### What is needed
Locate the word "http" in the material, then show every line that holds it.

### Stored data entries
= = =

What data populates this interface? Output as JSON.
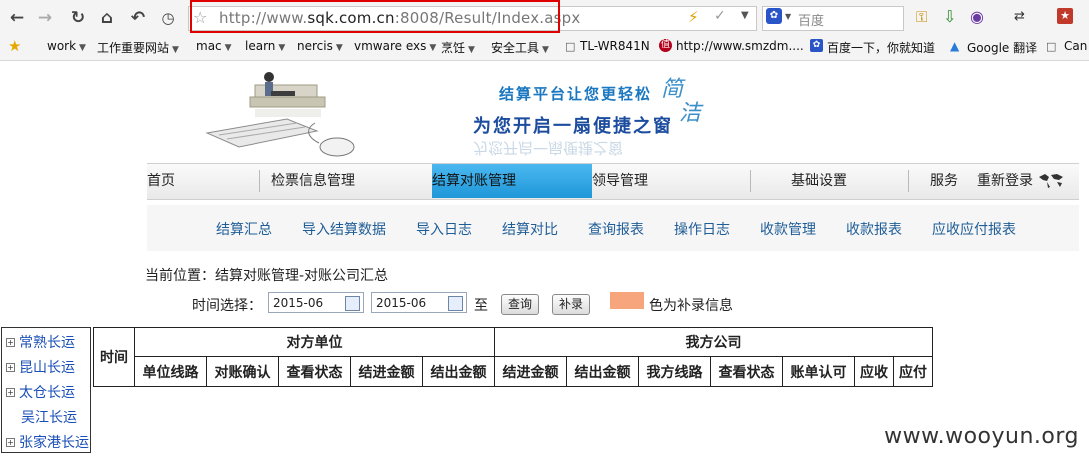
{
  "browser": {
    "url_prefix": "http://www.",
    "url_domain": "sqk.com.cn",
    "url_suffix": ":8008/Result/Index.aspx",
    "search_placeholder": "百度",
    "bookmarks": [
      {
        "label": "work",
        "menu": true
      },
      {
        "label": "工作重要网站",
        "menu": true
      },
      {
        "label": "mac",
        "menu": true
      },
      {
        "label": "learn",
        "menu": true
      },
      {
        "label": "nercis",
        "menu": true
      },
      {
        "label": "vmware exs",
        "menu": true
      },
      {
        "label": "烹饪",
        "menu": true
      },
      {
        "label": "安全工具",
        "menu": true
      },
      {
        "label": "TL-WR841N",
        "menu": false
      },
      {
        "label": "http://www.smzdm....",
        "menu": false
      },
      {
        "label": "百度一下，你就知道",
        "menu": false
      },
      {
        "label": "Google 翻译",
        "menu": false
      },
      {
        "label": "Can",
        "menu": false
      }
    ]
  },
  "banner": {
    "slogan1": "结算平台让您更轻松",
    "slogan2": "为您开启一扇便捷之窗",
    "brand1": "简",
    "brand2": "洁"
  },
  "menu": {
    "items": [
      "首页",
      "检票信息管理",
      "结算对账管理",
      "领导管理",
      "基础设置",
      "服务",
      "重新登录"
    ],
    "active": "结算对账管理"
  },
  "submenu": {
    "items": [
      "结算汇总",
      "导入结算数据",
      "导入日志",
      "结算对比",
      "查询报表",
      "操作日志",
      "收款管理",
      "收款报表",
      "应收应付报表"
    ]
  },
  "breadcrumb": "当前位置：结算对账管理-对账公司汇总",
  "filter": {
    "time_label": "时间选择：",
    "from": "2015-06",
    "to_label": "至",
    "to": "2015-06",
    "query_btn": "查询",
    "supplement_btn": "补录",
    "legend_text": "色为补录信息",
    "legend_color": "#f7a57c"
  },
  "tree": {
    "nodes": [
      {
        "label": "常熟长运",
        "expandable": true
      },
      {
        "label": "昆山长运",
        "expandable": true
      },
      {
        "label": "太仓长运",
        "expandable": true
      },
      {
        "label": "吴江长运",
        "expandable": false
      },
      {
        "label": "张家港长运",
        "expandable": true
      }
    ]
  },
  "grid": {
    "time_header": "时间",
    "group_left": "对方单位",
    "group_right": "我方公司",
    "left_cols": [
      "单位线路",
      "对账确认",
      "查看状态",
      "结进金额",
      "结出金额"
    ],
    "right_cols": [
      "结进金额",
      "结出金额",
      "我方线路",
      "查看状态",
      "账单认可",
      "应收",
      "应付"
    ]
  },
  "watermark": "www.wooyun.org"
}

= = =

### Answer below
    "url_prefix": "http://www.",
        "label": "http://www.smzdm....",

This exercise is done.